**Written exercise:** Your task is to repeat the listing exactly.

• • • • •

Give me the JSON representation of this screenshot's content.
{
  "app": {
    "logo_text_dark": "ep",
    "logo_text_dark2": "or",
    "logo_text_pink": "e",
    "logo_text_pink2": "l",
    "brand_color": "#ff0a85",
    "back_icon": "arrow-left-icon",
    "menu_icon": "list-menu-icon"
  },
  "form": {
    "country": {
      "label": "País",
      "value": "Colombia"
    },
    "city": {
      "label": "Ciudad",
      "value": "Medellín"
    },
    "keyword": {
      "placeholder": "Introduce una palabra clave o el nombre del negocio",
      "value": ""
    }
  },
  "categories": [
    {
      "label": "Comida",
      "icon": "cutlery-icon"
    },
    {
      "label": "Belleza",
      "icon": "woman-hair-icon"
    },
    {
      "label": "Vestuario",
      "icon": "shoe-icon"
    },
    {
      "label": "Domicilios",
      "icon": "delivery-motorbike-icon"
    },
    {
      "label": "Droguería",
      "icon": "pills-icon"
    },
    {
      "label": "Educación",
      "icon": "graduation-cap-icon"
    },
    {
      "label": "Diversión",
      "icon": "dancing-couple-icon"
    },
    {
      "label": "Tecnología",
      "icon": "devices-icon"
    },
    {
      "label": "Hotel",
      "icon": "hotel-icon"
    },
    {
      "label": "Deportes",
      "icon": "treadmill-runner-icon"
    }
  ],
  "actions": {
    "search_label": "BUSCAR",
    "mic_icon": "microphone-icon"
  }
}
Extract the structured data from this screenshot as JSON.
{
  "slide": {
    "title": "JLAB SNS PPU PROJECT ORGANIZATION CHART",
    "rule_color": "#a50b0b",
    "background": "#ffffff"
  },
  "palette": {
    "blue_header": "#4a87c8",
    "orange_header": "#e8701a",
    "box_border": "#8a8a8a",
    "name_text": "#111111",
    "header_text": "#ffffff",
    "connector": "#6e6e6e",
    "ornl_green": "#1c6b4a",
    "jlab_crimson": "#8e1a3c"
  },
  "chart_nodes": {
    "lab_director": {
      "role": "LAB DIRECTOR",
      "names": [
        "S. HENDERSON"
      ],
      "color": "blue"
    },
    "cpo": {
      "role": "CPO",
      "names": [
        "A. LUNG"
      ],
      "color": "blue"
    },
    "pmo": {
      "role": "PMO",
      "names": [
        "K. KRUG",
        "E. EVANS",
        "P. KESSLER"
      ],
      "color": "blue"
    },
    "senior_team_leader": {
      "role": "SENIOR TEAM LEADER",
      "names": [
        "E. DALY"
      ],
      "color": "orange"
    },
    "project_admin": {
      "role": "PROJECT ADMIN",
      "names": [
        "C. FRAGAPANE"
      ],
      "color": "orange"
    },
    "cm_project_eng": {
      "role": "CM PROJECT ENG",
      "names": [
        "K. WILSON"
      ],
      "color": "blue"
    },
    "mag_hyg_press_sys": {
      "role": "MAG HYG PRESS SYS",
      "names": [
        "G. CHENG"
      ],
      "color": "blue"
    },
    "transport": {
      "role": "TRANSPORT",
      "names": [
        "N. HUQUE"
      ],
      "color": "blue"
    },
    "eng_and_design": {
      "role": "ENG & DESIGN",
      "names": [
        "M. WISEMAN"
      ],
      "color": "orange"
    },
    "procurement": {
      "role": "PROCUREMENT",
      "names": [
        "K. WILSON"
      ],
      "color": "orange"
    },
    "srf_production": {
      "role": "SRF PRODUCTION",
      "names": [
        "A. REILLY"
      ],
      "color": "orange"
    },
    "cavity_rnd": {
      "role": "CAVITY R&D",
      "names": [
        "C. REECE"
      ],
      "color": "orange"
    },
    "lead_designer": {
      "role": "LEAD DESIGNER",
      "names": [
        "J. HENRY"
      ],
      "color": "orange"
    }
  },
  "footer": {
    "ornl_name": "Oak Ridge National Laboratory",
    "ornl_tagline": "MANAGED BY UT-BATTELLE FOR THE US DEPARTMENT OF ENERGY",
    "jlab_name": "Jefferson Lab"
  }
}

• • • • •

**Answer to the problem:**
Give me the JSON representation of this screenshot's content.
{
  "app": {
    "logo_text_dark": "ep",
    "logo_text_dark2": "or",
    "logo_text_pink": "e",
    "logo_text_pink2": "l",
    "brand_color": "#ff0a85",
    "back_icon": "arrow-left-icon",
    "menu_icon": "list-menu-icon"
  },
  "form": {
    "country": {
      "label": "País",
      "value": "Colombia"
    },
    "city": {
      "label": "Ciudad",
      "value": "Medellín"
    },
    "keyword": {
      "placeholder": "Introduce una palabra clave o el nombre del negocio",
      "value": ""
    }
  },
  "categories": [
    {
      "label": "Comida",
      "icon": "cutlery-icon"
    },
    {
      "label": "Belleza",
      "icon": "woman-hair-icon"
    },
    {
      "label": "Vestuario",
      "icon": "shoe-icon"
    },
    {
      "label": "Domicilios",
      "icon": "delivery-motorbike-icon"
    },
    {
      "label": "Droguería",
      "icon": "pills-icon"
    },
    {
      "label": "Educación",
      "icon": "graduation-cap-icon"
    },
    {
      "label": "Diversión",
      "icon": "dancing-couple-icon"
    },
    {
      "label": "Tecnología",
      "icon": "devices-icon"
    },
    {
      "label": "Hotel",
      "icon": "hotel-icon"
    },
    {
      "label": "Deportes",
      "icon": "treadmill-runner-icon"
    }
  ],
  "actions": {
    "search_label": "BUSCAR",
    "mic_icon": "microphone-icon"
  }
}
Extract the structured data from this screenshot as JSON.
{
  "slide": {
    "title": "JLAB SNS PPU PROJECT ORGANIZATION CHART",
    "rule_color": "#a50b0b",
    "background": "#ffffff"
  },
  "palette": {
    "blue_header": "#4a87c8",
    "orange_header": "#e8701a",
    "box_border": "#8a8a8a",
    "name_text": "#111111",
    "header_text": "#ffffff",
    "connector": "#6e6e6e",
    "ornl_green": "#1c6b4a",
    "jlab_crimson": "#8e1a3c"
  },
  "chart_nodes": {
    "lab_director": {
      "role": "LAB DIRECTOR",
      "names": [
        "S. HENDERSON"
      ],
      "color": "blue"
    },
    "cpo": {
      "role": "CPO",
      "names": [
        "A. LUNG"
      ],
      "color": "blue"
    },
    "pmo": {
      "role": "PMO",
      "names": [
        "K. KRUG",
        "E. EVANS",
        "P. KESSLER"
      ],
      "color": "blue"
    },
    "senior_team_leader": {
      "role": "SENIOR TEAM LEADER",
      "names": [
        "E. DALY"
      ],
      "color": "orange"
    },
    "project_admin": {
      "role": "PROJECT ADMIN",
      "names": [
        "C. FRAGAPANE"
      ],
      "color": "orange"
    },
    "cm_project_eng": {
      "role": "CM PROJECT ENG",
      "names": [
        "K. WILSON"
      ],
      "color": "blue"
    },
    "mag_hyg_press_sys": {
      "role": "MAG HYG PRESS SYS",
      "names": [
        "G. CHENG"
      ],
      "color": "blue"
    },
    "transport": {
      "role": "TRANSPORT",
      "names": [
        "N. HUQUE"
      ],
      "color": "blue"
    },
    "eng_and_design": {
      "role": "ENG & DESIGN",
      "names": [
        "M. WISEMAN"
      ],
      "color": "orange"
    },
    "procurement": {
      "role": "PROCUREMENT",
      "names": [
        "K. WILSON"
      ],
      "color": "orange"
    },
    "srf_production": {
      "role": "SRF PRODUCTION",
      "names": [
        "A. REILLY"
      ],
      "color": "orange"
    },
    "cavity_rnd": {
      "role": "CAVITY R&D",
      "names": [
        "C. REECE"
      ],
      "color": "orange"
    },
    "lead_designer": {
      "role": "LEAD DESIGNER",
      "names": [
        "J. HENRY"
      ],
      "color": "orange"
    }
  },
  "footer": {
    "ornl_name": "Oak Ridge National Laboratory",
    "ornl_tagline": "MANAGED BY UT-BATTELLE FOR THE US DEPARTMENT OF ENERGY",
    "jlab_name": "Jefferson Lab"
  }
}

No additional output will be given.